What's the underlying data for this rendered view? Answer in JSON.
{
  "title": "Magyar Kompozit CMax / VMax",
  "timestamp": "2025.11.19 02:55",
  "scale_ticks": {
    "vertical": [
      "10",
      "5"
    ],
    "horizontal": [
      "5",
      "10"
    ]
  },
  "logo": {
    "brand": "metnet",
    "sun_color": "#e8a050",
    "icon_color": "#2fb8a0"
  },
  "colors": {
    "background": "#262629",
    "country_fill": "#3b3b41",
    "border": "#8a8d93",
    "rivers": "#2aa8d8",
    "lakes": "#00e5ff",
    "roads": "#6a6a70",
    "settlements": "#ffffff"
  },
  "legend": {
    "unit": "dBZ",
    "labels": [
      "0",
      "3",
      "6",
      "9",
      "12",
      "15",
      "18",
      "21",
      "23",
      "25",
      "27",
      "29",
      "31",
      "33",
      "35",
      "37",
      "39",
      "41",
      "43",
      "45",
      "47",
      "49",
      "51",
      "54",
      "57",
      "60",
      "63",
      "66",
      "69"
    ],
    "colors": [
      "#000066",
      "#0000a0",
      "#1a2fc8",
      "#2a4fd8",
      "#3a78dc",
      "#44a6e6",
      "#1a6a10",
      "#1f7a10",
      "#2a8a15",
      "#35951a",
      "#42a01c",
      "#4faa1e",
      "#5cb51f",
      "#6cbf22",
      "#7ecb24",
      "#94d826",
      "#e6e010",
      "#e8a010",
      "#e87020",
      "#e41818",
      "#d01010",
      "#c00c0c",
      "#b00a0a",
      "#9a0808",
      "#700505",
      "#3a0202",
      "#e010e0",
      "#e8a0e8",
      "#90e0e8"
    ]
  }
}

- _WHAT YOU ARE ASKED TO DO_: Generate an exact reproduction of all entries.

- _ANSWER TO THIS EXERCISE_:
What's the underlying data for this rendered view? Answer in JSON.
{
  "title": "Magyar Kompozit CMax / VMax",
  "timestamp": "2025.11.19 02:55",
  "scale_ticks": {
    "vertical": [
      "10",
      "5"
    ],
    "horizontal": [
      "5",
      "10"
    ]
  },
  "logo": {
    "brand": "metnet",
    "sun_color": "#e8a050",
    "icon_color": "#2fb8a0"
  },
  "colors": {
    "background": "#262629",
    "country_fill": "#3b3b41",
    "border": "#8a8d93",
    "rivers": "#2aa8d8",
    "lakes": "#00e5ff",
    "roads": "#6a6a70",
    "settlements": "#ffffff"
  },
  "legend": {
    "unit": "dBZ",
    "labels": [
      "0",
      "3",
      "6",
      "9",
      "12",
      "15",
      "18",
      "21",
      "23",
      "25",
      "27",
      "29",
      "31",
      "33",
      "35",
      "37",
      "39",
      "41",
      "43",
      "45",
      "47",
      "49",
      "51",
      "54",
      "57",
      "60",
      "63",
      "66",
      "69"
    ],
    "colors": [
      "#000066",
      "#0000a0",
      "#1a2fc8",
      "#2a4fd8",
      "#3a78dc",
      "#44a6e6",
      "#1a6a10",
      "#1f7a10",
      "#2a8a15",
      "#35951a",
      "#42a01c",
      "#4faa1e",
      "#5cb51f",
      "#6cbf22",
      "#7ecb24",
      "#94d826",
      "#e6e010",
      "#e8a010",
      "#e87020",
      "#e41818",
      "#d01010",
      "#c00c0c",
      "#b00a0a",
      "#9a0808",
      "#700505",
      "#3a0202",
      "#e010e0",
      "#e8a0e8",
      "#90e0e8"
    ]
  }
}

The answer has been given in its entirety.